EXERCISE REQUIREMENTS: Transcribe the records in full, keeping every character as it is.

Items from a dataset
※ ※ ※

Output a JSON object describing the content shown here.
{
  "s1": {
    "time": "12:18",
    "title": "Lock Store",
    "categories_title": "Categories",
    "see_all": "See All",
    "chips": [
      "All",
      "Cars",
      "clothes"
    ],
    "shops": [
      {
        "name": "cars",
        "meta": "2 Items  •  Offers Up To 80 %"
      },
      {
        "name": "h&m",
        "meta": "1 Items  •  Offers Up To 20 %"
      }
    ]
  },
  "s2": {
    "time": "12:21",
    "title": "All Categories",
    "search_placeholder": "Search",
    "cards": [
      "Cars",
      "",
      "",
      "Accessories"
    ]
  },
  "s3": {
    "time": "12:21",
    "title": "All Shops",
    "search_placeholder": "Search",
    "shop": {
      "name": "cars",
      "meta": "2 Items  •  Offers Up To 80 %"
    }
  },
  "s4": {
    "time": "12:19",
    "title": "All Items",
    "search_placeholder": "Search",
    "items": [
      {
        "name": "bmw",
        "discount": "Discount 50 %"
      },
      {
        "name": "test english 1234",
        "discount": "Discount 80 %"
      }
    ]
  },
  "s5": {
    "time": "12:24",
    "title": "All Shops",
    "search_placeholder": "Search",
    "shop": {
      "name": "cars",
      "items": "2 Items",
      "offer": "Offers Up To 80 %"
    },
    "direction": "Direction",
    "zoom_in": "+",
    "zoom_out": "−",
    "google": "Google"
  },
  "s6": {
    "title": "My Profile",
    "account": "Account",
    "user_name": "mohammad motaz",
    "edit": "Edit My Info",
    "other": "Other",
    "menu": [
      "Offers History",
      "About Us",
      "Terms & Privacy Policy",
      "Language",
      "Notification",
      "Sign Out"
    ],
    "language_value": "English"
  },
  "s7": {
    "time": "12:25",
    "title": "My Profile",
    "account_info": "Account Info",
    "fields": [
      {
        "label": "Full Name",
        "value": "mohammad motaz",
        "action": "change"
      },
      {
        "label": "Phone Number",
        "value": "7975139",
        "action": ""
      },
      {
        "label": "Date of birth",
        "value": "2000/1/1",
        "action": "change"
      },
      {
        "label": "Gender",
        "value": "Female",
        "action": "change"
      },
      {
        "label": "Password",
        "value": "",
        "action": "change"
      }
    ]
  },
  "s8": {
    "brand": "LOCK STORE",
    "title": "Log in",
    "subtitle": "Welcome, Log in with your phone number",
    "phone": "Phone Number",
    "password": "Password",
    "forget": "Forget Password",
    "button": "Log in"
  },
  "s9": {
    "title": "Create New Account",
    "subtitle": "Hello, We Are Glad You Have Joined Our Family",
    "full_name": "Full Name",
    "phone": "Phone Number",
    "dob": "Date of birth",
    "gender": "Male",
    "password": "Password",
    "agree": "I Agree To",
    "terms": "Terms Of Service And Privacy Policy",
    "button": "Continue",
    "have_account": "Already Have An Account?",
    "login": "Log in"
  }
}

※ ※ ※

ANSWER FOR THE TASK:
Output a JSON object describing the content shown here.
{
  "s1": {
    "time": "12:18",
    "title": "Lock Store",
    "categories_title": "Categories",
    "see_all": "See All",
    "chips": [
      "All",
      "Cars",
      "clothes"
    ],
    "shops": [
      {
        "name": "cars",
        "meta": "2 Items  •  Offers Up To 80 %"
      },
      {
        "name": "h&m",
        "meta": "1 Items  •  Offers Up To 20 %"
      }
    ]
  },
  "s2": {
    "time": "12:21",
    "title": "All Categories",
    "search_placeholder": "Search",
    "cards": [
      "Cars",
      "",
      "",
      "Accessories"
    ]
  },
  "s3": {
    "time": "12:21",
    "title": "All Shops",
    "search_placeholder": "Search",
    "shop": {
      "name": "cars",
      "meta": "2 Items  •  Offers Up To 80 %"
    }
  },
  "s4": {
    "time": "12:19",
    "title": "All Items",
    "search_placeholder": "Search",
    "items": [
      {
        "name": "bmw",
        "discount": "Discount 50 %"
      },
      {
        "name": "test english 1234",
        "discount": "Discount 80 %"
      }
    ]
  },
  "s5": {
    "time": "12:24",
    "title": "All Shops",
    "search_placeholder": "Search",
    "shop": {
      "name": "cars",
      "items": "2 Items",
      "offer": "Offers Up To 80 %"
    },
    "direction": "Direction",
    "zoom_in": "+",
    "zoom_out": "−",
    "google": "Google"
  },
  "s6": {
    "title": "My Profile",
    "account": "Account",
    "user_name": "mohammad motaz",
    "edit": "Edit My Info",
    "other": "Other",
    "menu": [
      "Offers History",
      "About Us",
      "Terms & Privacy Policy",
      "Language",
      "Notification",
      "Sign Out"
    ],
    "language_value": "English"
  },
  "s7": {
    "time": "12:25",
    "title": "My Profile",
    "account_info": "Account Info",
    "fields": [
      {
        "label": "Full Name",
        "value": "mohammad motaz",
        "action": "change"
      },
      {
        "label": "Phone Number",
        "value": "7975139",
        "action": ""
      },
      {
        "label": "Date of birth",
        "value": "2000/1/1",
        "action": "change"
      },
      {
        "label": "Gender",
        "value": "Female",
        "action": "change"
      },
      {
        "label": "Password",
        "value": "",
        "action": "change"
      }
    ]
  },
  "s8": {
    "brand": "LOCK STORE",
    "title": "Log in",
    "subtitle": "Welcome, Log in with your phone number",
    "phone": "Phone Number",
    "password": "Password",
    "forget": "Forget Password",
    "button": "Log in"
  },
  "s9": {
    "title": "Create New Account",
    "subtitle": "Hello, We Are Glad You Have Joined Our Family",
    "full_name": "Full Name",
    "phone": "Phone Number",
    "dob": "Date of birth",
    "gender": "Male",
    "password": "Password",
    "agree": "I Agree To",
    "terms": "Terms Of Service And Privacy Policy",
    "button": "Continue",
    "have_account": "Already Have An Account?",
    "login": "Log in"
  }
}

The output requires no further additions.